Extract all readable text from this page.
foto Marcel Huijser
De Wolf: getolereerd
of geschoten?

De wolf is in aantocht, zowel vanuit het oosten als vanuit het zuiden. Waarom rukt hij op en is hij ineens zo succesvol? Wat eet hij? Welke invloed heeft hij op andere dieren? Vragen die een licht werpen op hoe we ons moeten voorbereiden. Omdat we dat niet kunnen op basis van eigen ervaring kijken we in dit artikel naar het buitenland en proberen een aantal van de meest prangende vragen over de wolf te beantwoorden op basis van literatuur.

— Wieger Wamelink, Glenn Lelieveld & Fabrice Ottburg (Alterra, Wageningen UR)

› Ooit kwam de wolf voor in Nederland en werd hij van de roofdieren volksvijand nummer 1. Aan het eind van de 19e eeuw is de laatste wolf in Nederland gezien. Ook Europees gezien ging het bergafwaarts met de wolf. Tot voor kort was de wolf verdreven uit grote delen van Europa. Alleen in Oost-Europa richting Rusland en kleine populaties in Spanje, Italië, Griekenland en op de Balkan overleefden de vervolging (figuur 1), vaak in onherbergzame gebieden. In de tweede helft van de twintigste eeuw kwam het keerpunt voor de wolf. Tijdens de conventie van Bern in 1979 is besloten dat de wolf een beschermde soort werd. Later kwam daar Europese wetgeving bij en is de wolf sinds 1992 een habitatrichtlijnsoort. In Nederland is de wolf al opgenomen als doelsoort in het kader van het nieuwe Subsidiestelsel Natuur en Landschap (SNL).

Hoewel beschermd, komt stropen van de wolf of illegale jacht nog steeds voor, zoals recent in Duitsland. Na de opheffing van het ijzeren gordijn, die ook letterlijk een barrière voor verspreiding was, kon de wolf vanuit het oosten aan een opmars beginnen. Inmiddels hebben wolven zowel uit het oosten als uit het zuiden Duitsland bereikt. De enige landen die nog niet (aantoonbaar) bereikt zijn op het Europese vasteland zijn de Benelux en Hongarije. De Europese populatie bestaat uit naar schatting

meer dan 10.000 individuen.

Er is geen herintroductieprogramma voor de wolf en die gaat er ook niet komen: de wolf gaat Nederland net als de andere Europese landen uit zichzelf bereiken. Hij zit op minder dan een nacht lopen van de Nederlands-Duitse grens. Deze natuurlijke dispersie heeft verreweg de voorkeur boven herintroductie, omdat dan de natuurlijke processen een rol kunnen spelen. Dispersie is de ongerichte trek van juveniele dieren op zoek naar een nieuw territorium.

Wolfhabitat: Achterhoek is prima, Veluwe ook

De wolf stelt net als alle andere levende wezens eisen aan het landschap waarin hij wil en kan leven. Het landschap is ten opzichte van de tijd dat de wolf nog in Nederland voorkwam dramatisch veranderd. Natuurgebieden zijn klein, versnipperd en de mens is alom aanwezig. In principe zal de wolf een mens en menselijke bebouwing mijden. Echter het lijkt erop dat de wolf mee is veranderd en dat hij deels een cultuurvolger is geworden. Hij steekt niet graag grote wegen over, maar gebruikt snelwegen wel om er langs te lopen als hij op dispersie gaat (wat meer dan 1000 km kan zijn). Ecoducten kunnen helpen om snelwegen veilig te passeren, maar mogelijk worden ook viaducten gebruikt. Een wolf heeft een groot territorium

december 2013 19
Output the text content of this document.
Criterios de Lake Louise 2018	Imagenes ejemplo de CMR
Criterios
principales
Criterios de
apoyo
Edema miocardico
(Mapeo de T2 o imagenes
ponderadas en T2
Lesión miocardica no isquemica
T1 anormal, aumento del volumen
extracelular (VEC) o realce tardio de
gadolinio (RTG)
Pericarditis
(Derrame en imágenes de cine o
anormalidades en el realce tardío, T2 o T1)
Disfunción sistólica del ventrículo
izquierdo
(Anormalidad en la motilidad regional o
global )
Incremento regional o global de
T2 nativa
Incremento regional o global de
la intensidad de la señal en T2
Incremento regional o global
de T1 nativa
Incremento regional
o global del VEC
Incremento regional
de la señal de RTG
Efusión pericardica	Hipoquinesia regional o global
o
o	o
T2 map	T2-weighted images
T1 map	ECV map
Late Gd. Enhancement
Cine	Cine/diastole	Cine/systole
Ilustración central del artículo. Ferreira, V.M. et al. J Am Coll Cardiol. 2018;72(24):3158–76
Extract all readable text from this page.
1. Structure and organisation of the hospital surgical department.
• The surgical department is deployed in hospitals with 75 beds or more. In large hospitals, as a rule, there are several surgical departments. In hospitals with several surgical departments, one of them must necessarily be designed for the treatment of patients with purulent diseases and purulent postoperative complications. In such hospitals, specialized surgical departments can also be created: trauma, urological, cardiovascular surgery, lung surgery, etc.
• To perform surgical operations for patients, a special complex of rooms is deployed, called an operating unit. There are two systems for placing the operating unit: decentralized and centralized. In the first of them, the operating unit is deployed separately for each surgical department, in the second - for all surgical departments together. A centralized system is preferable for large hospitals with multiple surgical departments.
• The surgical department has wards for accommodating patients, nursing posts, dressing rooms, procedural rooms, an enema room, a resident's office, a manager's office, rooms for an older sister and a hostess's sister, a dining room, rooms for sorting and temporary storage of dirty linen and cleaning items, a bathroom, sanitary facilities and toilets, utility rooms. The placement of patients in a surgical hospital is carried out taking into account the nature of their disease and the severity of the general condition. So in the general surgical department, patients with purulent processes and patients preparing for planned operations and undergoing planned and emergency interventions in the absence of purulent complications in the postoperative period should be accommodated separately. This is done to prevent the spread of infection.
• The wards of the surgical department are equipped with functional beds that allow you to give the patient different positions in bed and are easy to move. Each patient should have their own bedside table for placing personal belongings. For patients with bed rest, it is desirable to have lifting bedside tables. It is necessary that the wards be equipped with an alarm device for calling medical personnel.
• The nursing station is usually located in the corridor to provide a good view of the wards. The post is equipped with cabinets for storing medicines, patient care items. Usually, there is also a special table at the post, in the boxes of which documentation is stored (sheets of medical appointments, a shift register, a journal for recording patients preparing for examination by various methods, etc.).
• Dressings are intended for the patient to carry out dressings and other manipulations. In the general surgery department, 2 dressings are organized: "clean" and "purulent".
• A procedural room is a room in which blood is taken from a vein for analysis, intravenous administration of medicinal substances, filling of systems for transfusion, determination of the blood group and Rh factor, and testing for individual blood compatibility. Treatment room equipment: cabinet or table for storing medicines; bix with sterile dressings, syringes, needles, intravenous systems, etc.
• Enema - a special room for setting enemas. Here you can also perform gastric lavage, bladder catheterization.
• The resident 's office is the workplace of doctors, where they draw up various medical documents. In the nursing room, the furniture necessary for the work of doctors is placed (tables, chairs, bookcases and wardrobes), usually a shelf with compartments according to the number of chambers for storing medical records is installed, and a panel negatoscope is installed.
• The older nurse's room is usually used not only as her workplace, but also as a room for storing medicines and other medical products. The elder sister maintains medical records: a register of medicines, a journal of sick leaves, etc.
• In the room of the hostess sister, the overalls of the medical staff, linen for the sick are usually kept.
..........
▶ _DESCRIPTION OF THE TASK_: Once more, write out the records exactly as they are.

▶ _SOLUTION_:
Extract all readable text from this page.
foto Marcel Huijser
De Wolf: getolereerd
of geschoten?

De wolf is in aantocht, zowel vanuit het oosten als vanuit het zuiden. Waarom rukt hij op en is hij ineens zo succesvol? Wat eet hij? Welke invloed heeft hij op andere dieren? Vragen die een licht werpen op hoe we ons moeten voorbereiden. Omdat we dat niet kunnen op basis van eigen ervaring kijken we in dit artikel naar het buitenland en proberen een aantal van de meest prangende vragen over de wolf te beantwoorden op basis van literatuur.

— Wieger Wamelink, Glenn Lelieveld & Fabrice Ottburg (Alterra, Wageningen UR)

› Ooit kwam de wolf voor in Nederland en werd hij van de roofdieren volksvijand nummer 1. Aan het eind van de 19e eeuw is de laatste wolf in Nederland gezien. Ook Europees gezien ging het bergafwaarts met de wolf. Tot voor kort was de wolf verdreven uit grote delen van Europa. Alleen in Oost-Europa richting Rusland en kleine populaties in Spanje, Italië, Griekenland en op de Balkan overleefden de vervolging (figuur 1), vaak in onherbergzame gebieden. In de tweede helft van de twintigste eeuw kwam het keerpunt voor de wolf. Tijdens de conventie van Bern in 1979 is besloten dat de wolf een beschermde soort werd. Later kwam daar Europese wetgeving bij en is de wolf sinds 1992 een habitatrichtlijnsoort. In Nederland is de wolf al opgenomen als doelsoort in het kader van het nieuwe Subsidiestelsel Natuur en Landschap (SNL).

Hoewel beschermd, komt stropen van de wolf of illegale jacht nog steeds voor, zoals recent in Duitsland. Na de opheffing van het ijzeren gordijn, die ook letterlijk een barrière voor verspreiding was, kon de wolf vanuit het oosten aan een opmars beginnen. Inmiddels hebben wolven zowel uit het oosten als uit het zuiden Duitsland bereikt. De enige landen die nog niet (aantoonbaar) bereikt zijn op het Europese vasteland zijn de Benelux en Hongarije. De Europese populatie bestaat uit naar schatting

meer dan 10.000 individuen.

Er is geen herintroductieprogramma voor de wolf en die gaat er ook niet komen: de wolf gaat Nederland net als de andere Europese landen uit zichzelf bereiken. Hij zit op minder dan een nacht lopen van de Nederlands-Duitse grens. Deze natuurlijke dispersie heeft verreweg de voorkeur boven herintroductie, omdat dan de natuurlijke processen een rol kunnen spelen. Dispersie is de ongerichte trek van juveniele dieren op zoek naar een nieuw territorium.

Wolfhabitat: Achterhoek is prima, Veluwe ook

De wolf stelt net als alle andere levende wezens eisen aan het landschap waarin hij wil en kan leven. Het landschap is ten opzichte van de tijd dat de wolf nog in Nederland voorkwam dramatisch veranderd. Natuurgebieden zijn klein, versnipperd en de mens is alom aanwezig. In principe zal de wolf een mens en menselijke bebouwing mijden. Echter het lijkt erop dat de wolf mee is veranderd en dat hij deels een cultuurvolger is geworden. Hij steekt niet graag grote wegen over, maar gebruikt snelwegen wel om er langs te lopen als hij op dispersie gaat (wat meer dan 1000 km kan zijn). Ecoducten kunnen helpen om snelwegen veilig te passeren, maar mogelijk worden ook viaducten gebruikt. Een wolf heeft een groot territorium

december 2013 19
Output the text content of this document.
Criterios de Lake Louise 2018	Imagenes ejemplo de CMR
Criterios
principales
Criterios de
apoyo
Edema miocardico
(Mapeo de T2 o imagenes
ponderadas en T2
Lesión miocardica no isquemica
T1 anormal, aumento del volumen
extracelular (VEC) o realce tardio de
gadolinio (RTG)
Pericarditis
(Derrame en imágenes de cine o
anormalidades en el realce tardío, T2 o T1)
Disfunción sistólica del ventrículo
izquierdo
(Anormalidad en la motilidad regional o
global )
Incremento regional o global de
T2 nativa
Incremento regional o global de
la intensidad de la señal en T2
Incremento regional o global
de T1 nativa
Incremento regional
o global del VEC
Incremento regional
de la señal de RTG
Efusión pericardica	Hipoquinesia regional o global
o
o	o
T2 map	T2-weighted images
T1 map	ECV map
Late Gd. Enhancement
Cine	Cine/diastole	Cine/systole
Ilustración central del artículo. Ferreira, V.M. et al. J Am Coll Cardiol. 2018;72(24):3158–76
Extract all readable text from this page.
1. Structure and organisation of the hospital surgical department.
• The surgical department is deployed in hospitals with 75 beds or more. In large hospitals, as a rule, there are several surgical departments. In hospitals with several surgical departments, one of them must necessarily be designed for the treatment of patients with purulent diseases and purulent postoperative complications. In such hospitals, specialized surgical departments can also be created: trauma, urological, cardiovascular surgery, lung surgery, etc.
• To perform surgical operations for patients, a special complex of rooms is deployed, called an operating unit. There are two systems for placing the operating unit: decentralized and centralized. In the first of them, the operating unit is deployed separately for each surgical department, in the second - for all surgical departments together. A centralized system is preferable for large hospitals with multiple surgical departments.
• The surgical department has wards for accommodating patients, nursing posts, dressing rooms, procedural rooms, an enema room, a resident's office, a manager's office, rooms for an older sister and a hostess's sister, a dining room, rooms for sorting and temporary storage of dirty linen and cleaning items, a bathroom, sanitary facilities and toilets, utility rooms. The placement of patients in a surgical hospital is carried out taking into account the nature of their disease and the severity of the general condition. So in the general surgical department, patients with purulent processes and patients preparing for planned operations and undergoing planned and emergency interventions in the absence of purulent complications in the postoperative period should be accommodated separately. This is done to prevent the spread of infection.
• The wards of the surgical department are equipped with functional beds that allow you to give the patient different positions in bed and are easy to move. Each patient should have their own bedside table for placing personal belongings. For patients with bed rest, it is desirable to have lifting bedside tables. It is necessary that the wards be equipped with an alarm device for calling medical personnel.
• The nursing station is usually located in the corridor to provide a good view of the wards. The post is equipped with cabinets for storing medicines, patient care items. Usually, there is also a special table at the post, in the boxes of which documentation is stored (sheets of medical appointments, a shift register, a journal for recording patients preparing for examination by various methods, etc.).
• Dressings are intended for the patient to carry out dressings and other manipulations. In the general surgery department, 2 dressings are organized: "clean" and "purulent".
• A procedural room is a room in which blood is taken from a vein for analysis, intravenous administration of medicinal substances, filling of systems for transfusion, determination of the blood group and Rh factor, and testing for individual blood compatibility. Treatment room equipment: cabinet or table for storing medicines; bix with sterile dressings, syringes, needles, intravenous systems, etc.
• Enema - a special room for setting enemas. Here you can also perform gastric lavage, bladder catheterization.
• The resident 's office is the workplace of doctors, where they draw up various medical documents. In the nursing room, the furniture necessary for the work of doctors is placed (tables, chairs, bookcases and wardrobes), usually a shelf with compartments according to the number of chambers for storing medical records is installed, and a panel negatoscope is installed.
• The older nurse's room is usually used not only as her workplace, but also as a room for storing medicines and other medical products. The elder sister maintains medical records: a register of medicines, a journal of sick leaves, etc.
• In the room of the hostess sister, the overalls of the medical staff, linen for the sick are usually kept.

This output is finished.